THE REQUEST
Copy out each line containing "title" from the entries below.

RECORDS FOR THIS EXERCISE
------------------------------
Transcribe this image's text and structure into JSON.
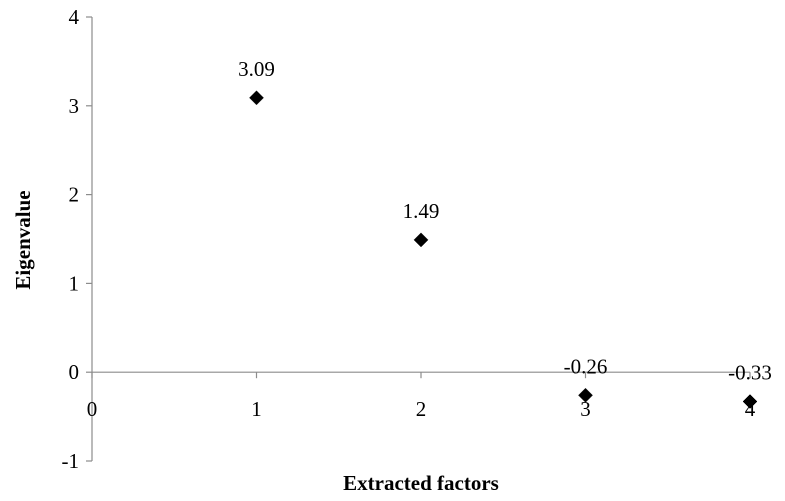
{
  "chart_data": {
    "type": "scatter",
    "title": "",
    "xlabel": "Extracted factors",
    "ylabel": "Eigenvalue",
    "xlim": [
      0,
      4
    ],
    "ylim": [
      -1,
      4
    ],
    "x_ticks": [
      "0",
      "1",
      "2",
      "3",
      "4"
    ],
    "y_ticks": [
      "-1",
      "0",
      "1",
      "2",
      "3",
      "4"
    ],
    "grid": false,
    "legend": "none",
    "marker": "diamond",
    "marker_color": "#000000",
    "points": [
      {
        "x": 1,
        "y": 3.09,
        "label": "3.09"
      },
      {
        "x": 2,
        "y": 1.49,
        "label": "1.49"
      },
      {
        "x": 3,
        "y": -0.26,
        "label": "-0.26"
      },
      {
        "x": 4,
        "y": -0.33,
        "label": "-0.33"
      }
    ]
  }
}
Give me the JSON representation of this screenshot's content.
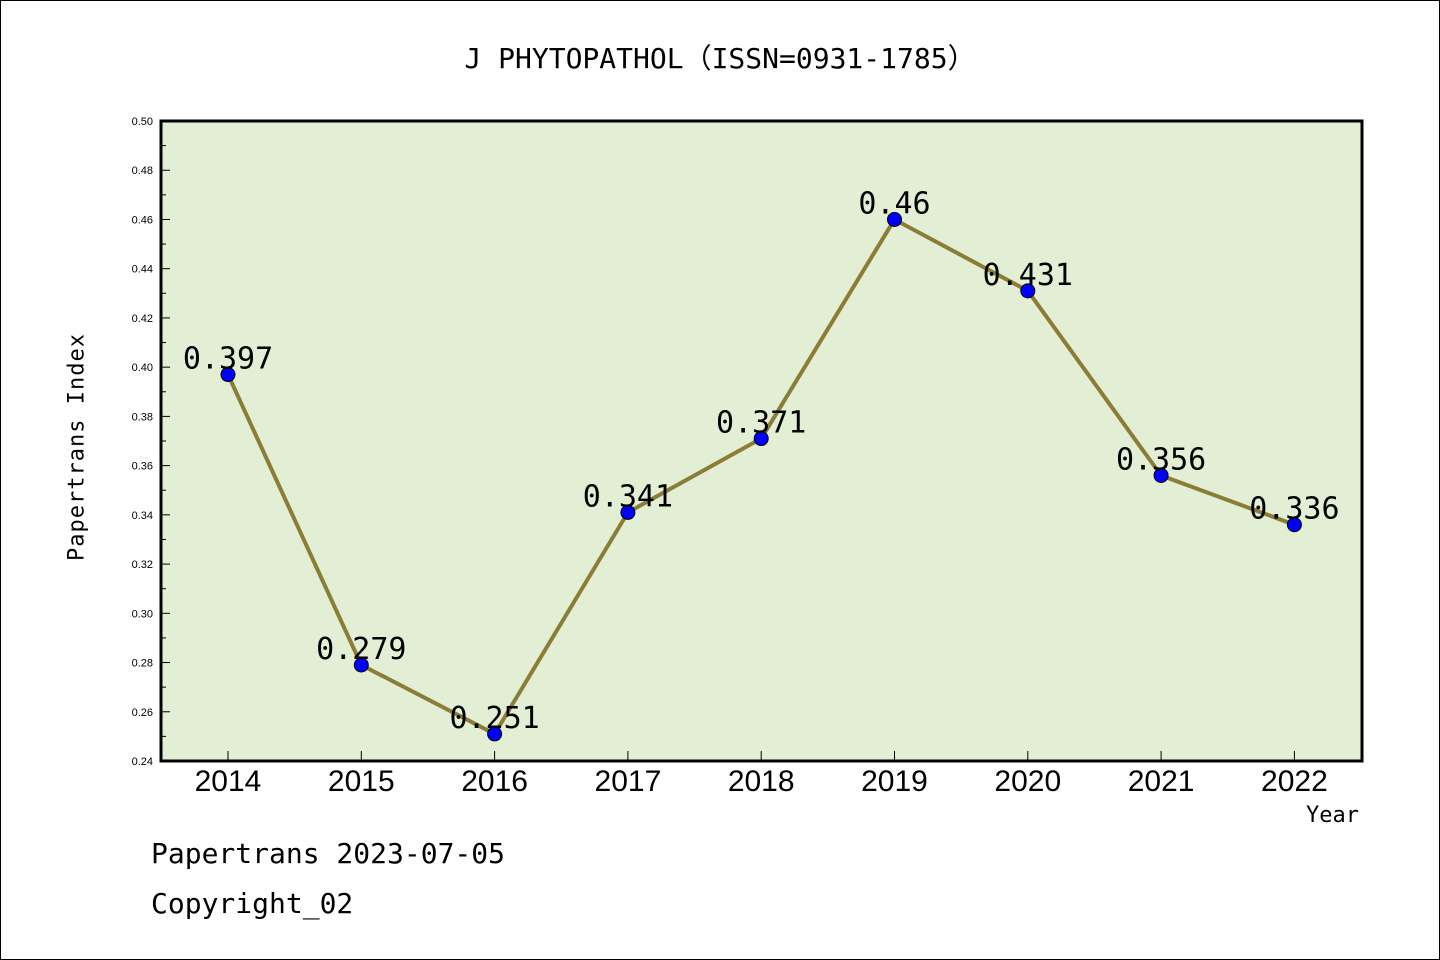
{
  "chart_data": {
    "type": "line",
    "title": "J PHYTOPATHOL（ISSN=0931-1785）",
    "xlabel": "Year",
    "ylabel": "Papertrans Index",
    "categories": [
      "2014",
      "2015",
      "2016",
      "2017",
      "2018",
      "2019",
      "2020",
      "2021",
      "2022"
    ],
    "series": [
      {
        "values": [
          0.397,
          0.279,
          0.251,
          0.341,
          0.371,
          0.46,
          0.431,
          0.356,
          0.336
        ],
        "data_labels": [
          "0.397",
          "0.279",
          "0.251",
          "0.341",
          "0.371",
          "0.46",
          "0.431",
          "0.356",
          "0.336"
        ]
      }
    ],
    "ylim": [
      0.24,
      0.5
    ],
    "yticks": [
      "0.24",
      "0.26",
      "0.28",
      "0.30",
      "0.32",
      "0.34",
      "0.36",
      "0.38",
      "0.40",
      "0.42",
      "0.44",
      "0.46",
      "0.48",
      "0.50"
    ],
    "grid": false,
    "colors": {
      "plot_background": "#e2efd5",
      "line": "#8b7d36",
      "marker": "#0000ff"
    }
  },
  "footer": {
    "date_line": "Papertrans 2023-07-05",
    "copyright_line": "Copyright_02"
  }
}
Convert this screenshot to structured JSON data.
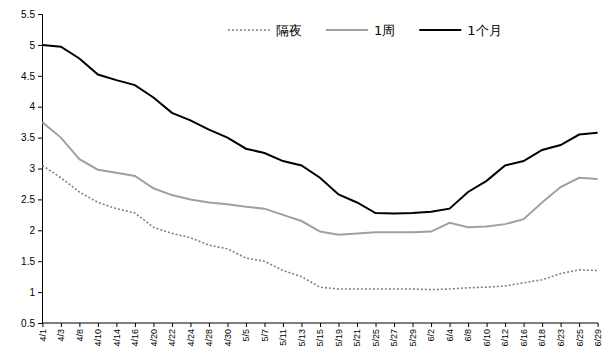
{
  "chart_data": {
    "type": "line",
    "x": [
      "4/1",
      "4/3",
      "4/8",
      "4/10",
      "4/14",
      "4/16",
      "4/20",
      "4/22",
      "4/24",
      "4/28",
      "4/30",
      "5/5",
      "5/7",
      "5/11",
      "5/13",
      "5/15",
      "5/19",
      "5/21",
      "5/25",
      "5/27",
      "5/29",
      "6/2",
      "6/4",
      "6/8",
      "6/10",
      "6/12",
      "6/16",
      "6/18",
      "6/23",
      "6/25",
      "6/29"
    ],
    "series": [
      {
        "name": "隔夜",
        "color": "#808080",
        "line_style": "dotted",
        "values": [
          3.05,
          2.85,
          2.62,
          2.45,
          2.35,
          2.28,
          2.05,
          1.95,
          1.88,
          1.76,
          1.7,
          1.55,
          1.5,
          1.35,
          1.25,
          1.08,
          1.05,
          1.05,
          1.05,
          1.05,
          1.05,
          1.04,
          1.05,
          1.07,
          1.08,
          1.1,
          1.15,
          1.2,
          1.3,
          1.36,
          1.35
        ]
      },
      {
        "name": "1周",
        "color": "#a0a0a0",
        "line_style": "solid",
        "values": [
          3.75,
          3.5,
          3.15,
          2.98,
          2.93,
          2.88,
          2.68,
          2.57,
          2.5,
          2.45,
          2.42,
          2.38,
          2.35,
          2.25,
          2.15,
          1.98,
          1.93,
          1.95,
          1.97,
          1.97,
          1.97,
          1.98,
          2.12,
          2.05,
          2.06,
          2.1,
          2.18,
          2.45,
          2.7,
          2.85,
          2.83
        ]
      },
      {
        "name": "1个月",
        "color": "#000000",
        "line_style": "solid",
        "values": [
          5.0,
          4.97,
          4.78,
          4.52,
          4.43,
          4.35,
          4.15,
          3.9,
          3.78,
          3.63,
          3.5,
          3.32,
          3.25,
          3.12,
          3.05,
          2.85,
          2.58,
          2.45,
          2.28,
          2.27,
          2.28,
          2.3,
          2.35,
          2.62,
          2.8,
          3.05,
          3.12,
          3.3,
          3.38,
          3.55,
          3.58
        ]
      }
    ],
    "ylim": [
      0.5,
      5.5
    ],
    "yticks": [
      0.5,
      1,
      1.5,
      2,
      2.5,
      3,
      3.5,
      4,
      4.5,
      5,
      5.5
    ],
    "grid": false,
    "legend": "top"
  }
}
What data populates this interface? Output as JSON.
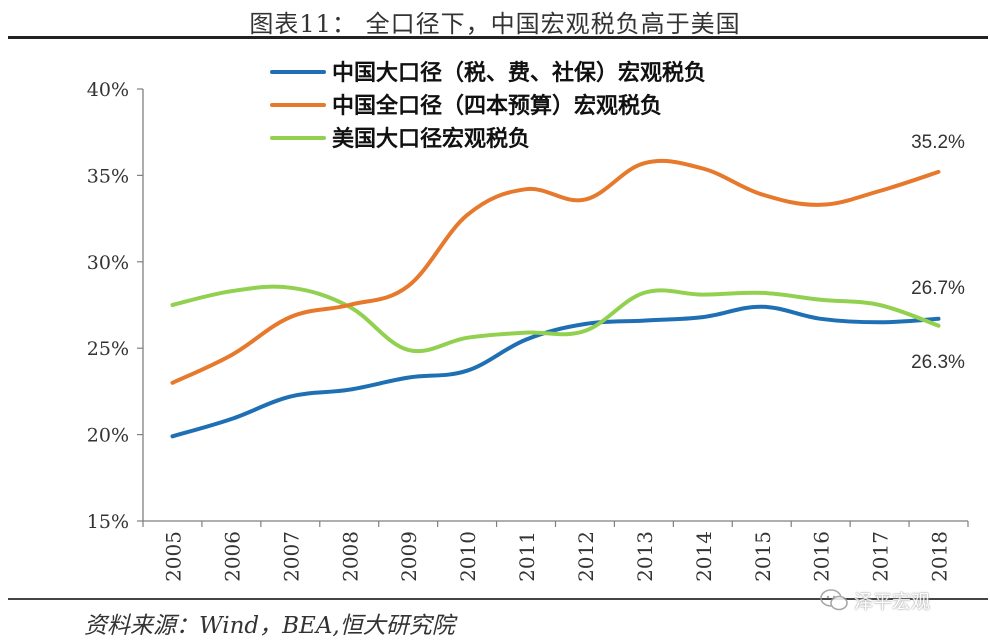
{
  "page": {
    "title": "图表11：   全口径下，中国宏观税负高于美国",
    "source": "资料来源：Wind，BEA,恒大研究院",
    "watermark": "泽平宏观"
  },
  "chart_data": {
    "type": "line",
    "title": "图表11：   全口径下，中国宏观税负高于美国",
    "xlabel": "",
    "ylabel": "",
    "categories": [
      "2005",
      "2006",
      "2007",
      "2008",
      "2009",
      "2010",
      "2011",
      "2012",
      "2013",
      "2014",
      "2015",
      "2016",
      "2017",
      "2018"
    ],
    "ylim": [
      15,
      40
    ],
    "yticks": [
      15,
      20,
      25,
      30,
      35,
      40
    ],
    "ytick_labels": [
      "15%",
      "20%",
      "25%",
      "30%",
      "35%",
      "40%"
    ],
    "grid": false,
    "legend_position": "top-center",
    "series": [
      {
        "name": "中国大口径（税、费、社保）宏观税负",
        "color": "#1F6FB4",
        "values": [
          19.9,
          20.9,
          22.2,
          22.6,
          23.3,
          23.7,
          25.5,
          26.4,
          26.6,
          26.8,
          27.4,
          26.7,
          26.5,
          26.7
        ],
        "end_label": "26.7%"
      },
      {
        "name": "中国全口径（四本预算）宏观税负",
        "color": "#E6792B",
        "values": [
          23.0,
          24.6,
          26.8,
          27.5,
          28.6,
          32.7,
          34.2,
          33.6,
          35.7,
          35.4,
          33.9,
          33.3,
          34.1,
          35.2
        ],
        "end_label": "35.2%"
      },
      {
        "name": "美国大口径宏观税负",
        "color": "#92D050",
        "values": [
          27.5,
          28.3,
          28.5,
          27.4,
          24.9,
          25.6,
          25.9,
          26.0,
          28.2,
          28.1,
          28.2,
          27.8,
          27.5,
          26.3
        ],
        "end_label": "26.3%"
      }
    ]
  }
}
------------------------------
RESULT BELOW
    "title": "",
    "title": "J PHYTOPATHOL（ISSN=0931-1785）",
    "title": "图表11：   全口径下，中国宏观税负高于美国",
    "title": "图表11：   全口径下，中国宏观税负高于美国",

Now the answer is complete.